= Exercise =
Copy out each line featuring the string "思政育人影响力排行榜" from the entries beneath.

============

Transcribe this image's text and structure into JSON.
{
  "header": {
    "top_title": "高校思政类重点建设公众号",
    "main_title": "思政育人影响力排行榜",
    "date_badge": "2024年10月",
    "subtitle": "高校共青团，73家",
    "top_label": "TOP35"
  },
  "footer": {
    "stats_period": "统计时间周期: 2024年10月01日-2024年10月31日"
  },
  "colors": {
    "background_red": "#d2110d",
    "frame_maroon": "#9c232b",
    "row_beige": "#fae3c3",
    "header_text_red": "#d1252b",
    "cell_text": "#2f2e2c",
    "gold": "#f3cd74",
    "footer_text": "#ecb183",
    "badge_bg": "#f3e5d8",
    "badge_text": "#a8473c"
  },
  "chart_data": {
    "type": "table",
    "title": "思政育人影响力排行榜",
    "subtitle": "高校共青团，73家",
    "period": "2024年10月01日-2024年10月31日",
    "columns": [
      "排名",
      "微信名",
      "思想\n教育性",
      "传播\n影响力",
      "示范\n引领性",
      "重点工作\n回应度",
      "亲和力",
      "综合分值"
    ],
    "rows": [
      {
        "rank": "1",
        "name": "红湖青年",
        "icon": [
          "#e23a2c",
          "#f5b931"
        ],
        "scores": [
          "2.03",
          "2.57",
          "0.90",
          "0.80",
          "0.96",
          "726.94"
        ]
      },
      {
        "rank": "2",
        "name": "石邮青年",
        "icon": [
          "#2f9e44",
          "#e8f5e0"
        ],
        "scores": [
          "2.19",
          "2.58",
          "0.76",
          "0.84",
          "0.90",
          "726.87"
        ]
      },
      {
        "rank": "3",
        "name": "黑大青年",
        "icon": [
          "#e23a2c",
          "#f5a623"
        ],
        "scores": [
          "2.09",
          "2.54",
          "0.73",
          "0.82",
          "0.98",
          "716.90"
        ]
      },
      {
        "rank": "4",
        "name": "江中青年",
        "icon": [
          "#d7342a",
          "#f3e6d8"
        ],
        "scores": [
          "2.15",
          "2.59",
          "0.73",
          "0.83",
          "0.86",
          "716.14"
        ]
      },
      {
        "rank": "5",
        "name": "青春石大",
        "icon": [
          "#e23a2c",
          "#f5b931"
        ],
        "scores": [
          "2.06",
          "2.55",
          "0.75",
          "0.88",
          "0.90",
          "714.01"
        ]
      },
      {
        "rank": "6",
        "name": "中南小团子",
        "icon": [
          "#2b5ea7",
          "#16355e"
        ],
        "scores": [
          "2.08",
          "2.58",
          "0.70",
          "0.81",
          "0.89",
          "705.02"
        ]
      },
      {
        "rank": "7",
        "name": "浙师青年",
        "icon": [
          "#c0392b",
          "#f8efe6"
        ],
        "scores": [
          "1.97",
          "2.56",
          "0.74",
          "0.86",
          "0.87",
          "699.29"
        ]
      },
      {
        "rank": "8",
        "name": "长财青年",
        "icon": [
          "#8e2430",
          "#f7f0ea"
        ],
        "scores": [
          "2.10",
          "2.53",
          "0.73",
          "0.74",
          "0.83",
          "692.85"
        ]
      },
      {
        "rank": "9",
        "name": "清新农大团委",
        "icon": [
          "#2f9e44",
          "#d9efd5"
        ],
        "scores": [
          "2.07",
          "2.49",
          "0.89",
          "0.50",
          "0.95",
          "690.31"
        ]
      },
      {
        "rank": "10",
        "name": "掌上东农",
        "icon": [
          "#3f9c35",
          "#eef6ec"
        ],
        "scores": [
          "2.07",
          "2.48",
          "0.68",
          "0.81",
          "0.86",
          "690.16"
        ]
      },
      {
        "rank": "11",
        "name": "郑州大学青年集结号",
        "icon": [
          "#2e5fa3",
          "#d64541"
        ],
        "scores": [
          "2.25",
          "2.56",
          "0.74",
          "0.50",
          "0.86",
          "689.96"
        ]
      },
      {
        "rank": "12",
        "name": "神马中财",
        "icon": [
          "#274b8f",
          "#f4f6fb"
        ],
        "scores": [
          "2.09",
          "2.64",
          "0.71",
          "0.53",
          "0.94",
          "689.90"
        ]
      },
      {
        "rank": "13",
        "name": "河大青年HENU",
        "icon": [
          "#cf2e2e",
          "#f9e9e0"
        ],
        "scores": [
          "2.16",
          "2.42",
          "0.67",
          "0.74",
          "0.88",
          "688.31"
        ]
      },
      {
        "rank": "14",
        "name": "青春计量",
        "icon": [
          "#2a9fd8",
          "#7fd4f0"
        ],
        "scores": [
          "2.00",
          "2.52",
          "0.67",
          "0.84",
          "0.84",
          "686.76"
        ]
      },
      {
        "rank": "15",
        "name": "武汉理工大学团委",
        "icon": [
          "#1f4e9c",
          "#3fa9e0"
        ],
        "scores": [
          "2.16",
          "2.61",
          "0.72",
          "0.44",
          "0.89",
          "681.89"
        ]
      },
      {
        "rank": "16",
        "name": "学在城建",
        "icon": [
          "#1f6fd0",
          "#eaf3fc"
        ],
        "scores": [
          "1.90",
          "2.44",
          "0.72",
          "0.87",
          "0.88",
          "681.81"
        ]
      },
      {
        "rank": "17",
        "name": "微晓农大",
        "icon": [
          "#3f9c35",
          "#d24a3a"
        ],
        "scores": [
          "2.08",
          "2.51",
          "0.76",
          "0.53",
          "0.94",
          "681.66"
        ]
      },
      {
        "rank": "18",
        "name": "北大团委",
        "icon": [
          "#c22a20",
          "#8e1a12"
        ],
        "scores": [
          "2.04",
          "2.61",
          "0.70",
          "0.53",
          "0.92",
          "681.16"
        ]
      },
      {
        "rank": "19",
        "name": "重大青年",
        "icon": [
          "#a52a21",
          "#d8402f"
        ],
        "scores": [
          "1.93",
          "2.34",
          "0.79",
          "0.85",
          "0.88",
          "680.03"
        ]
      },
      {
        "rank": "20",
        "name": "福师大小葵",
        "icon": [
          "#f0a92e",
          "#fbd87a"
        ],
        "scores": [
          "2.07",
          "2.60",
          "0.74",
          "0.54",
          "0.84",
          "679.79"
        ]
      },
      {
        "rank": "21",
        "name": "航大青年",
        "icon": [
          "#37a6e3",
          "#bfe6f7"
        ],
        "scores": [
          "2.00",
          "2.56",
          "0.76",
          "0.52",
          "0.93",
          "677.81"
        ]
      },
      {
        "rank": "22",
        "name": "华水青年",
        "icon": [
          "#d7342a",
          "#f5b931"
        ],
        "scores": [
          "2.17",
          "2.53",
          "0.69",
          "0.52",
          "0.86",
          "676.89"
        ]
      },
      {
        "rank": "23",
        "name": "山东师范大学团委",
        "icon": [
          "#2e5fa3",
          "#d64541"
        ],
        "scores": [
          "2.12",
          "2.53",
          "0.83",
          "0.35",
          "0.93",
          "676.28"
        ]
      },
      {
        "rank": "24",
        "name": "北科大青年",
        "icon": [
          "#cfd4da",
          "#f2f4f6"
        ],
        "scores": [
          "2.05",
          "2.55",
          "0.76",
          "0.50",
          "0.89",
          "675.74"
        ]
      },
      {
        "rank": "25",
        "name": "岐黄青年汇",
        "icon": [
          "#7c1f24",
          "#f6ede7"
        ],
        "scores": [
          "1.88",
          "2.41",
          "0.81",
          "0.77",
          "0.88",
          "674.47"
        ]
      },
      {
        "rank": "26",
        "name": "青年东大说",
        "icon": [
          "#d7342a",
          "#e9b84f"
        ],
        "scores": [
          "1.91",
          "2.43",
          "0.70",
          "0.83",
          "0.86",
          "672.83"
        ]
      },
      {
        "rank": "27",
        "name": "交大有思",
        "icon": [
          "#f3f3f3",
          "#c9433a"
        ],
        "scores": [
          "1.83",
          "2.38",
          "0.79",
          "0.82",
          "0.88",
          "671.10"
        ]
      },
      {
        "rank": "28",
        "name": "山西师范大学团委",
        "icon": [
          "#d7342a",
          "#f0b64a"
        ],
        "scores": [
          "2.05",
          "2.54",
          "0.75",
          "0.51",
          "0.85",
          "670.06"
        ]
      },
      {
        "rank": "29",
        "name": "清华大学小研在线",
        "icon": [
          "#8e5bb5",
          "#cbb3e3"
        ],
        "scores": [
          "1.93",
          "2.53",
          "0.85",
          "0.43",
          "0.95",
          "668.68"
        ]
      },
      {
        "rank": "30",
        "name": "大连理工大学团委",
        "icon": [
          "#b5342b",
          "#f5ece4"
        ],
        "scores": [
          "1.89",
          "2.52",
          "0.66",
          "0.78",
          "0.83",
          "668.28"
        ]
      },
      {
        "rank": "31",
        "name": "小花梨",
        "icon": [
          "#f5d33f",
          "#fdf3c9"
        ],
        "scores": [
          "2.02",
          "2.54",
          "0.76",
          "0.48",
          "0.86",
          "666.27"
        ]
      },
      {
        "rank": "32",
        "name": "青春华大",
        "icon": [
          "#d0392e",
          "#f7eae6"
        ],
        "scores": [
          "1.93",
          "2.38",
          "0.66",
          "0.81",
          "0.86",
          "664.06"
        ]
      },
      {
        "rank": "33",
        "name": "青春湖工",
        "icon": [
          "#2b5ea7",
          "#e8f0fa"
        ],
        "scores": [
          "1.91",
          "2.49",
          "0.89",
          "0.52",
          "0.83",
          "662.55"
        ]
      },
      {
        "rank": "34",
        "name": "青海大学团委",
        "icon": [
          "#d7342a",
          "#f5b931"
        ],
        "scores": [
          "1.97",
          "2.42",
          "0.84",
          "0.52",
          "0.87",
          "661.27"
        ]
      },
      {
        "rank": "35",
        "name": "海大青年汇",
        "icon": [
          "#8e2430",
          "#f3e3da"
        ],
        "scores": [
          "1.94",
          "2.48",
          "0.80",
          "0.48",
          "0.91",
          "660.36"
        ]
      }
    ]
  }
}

============

= Task solution =
    "main_title": "思政育人影响力排行榜",
    "title": "思政育人影响力排行榜",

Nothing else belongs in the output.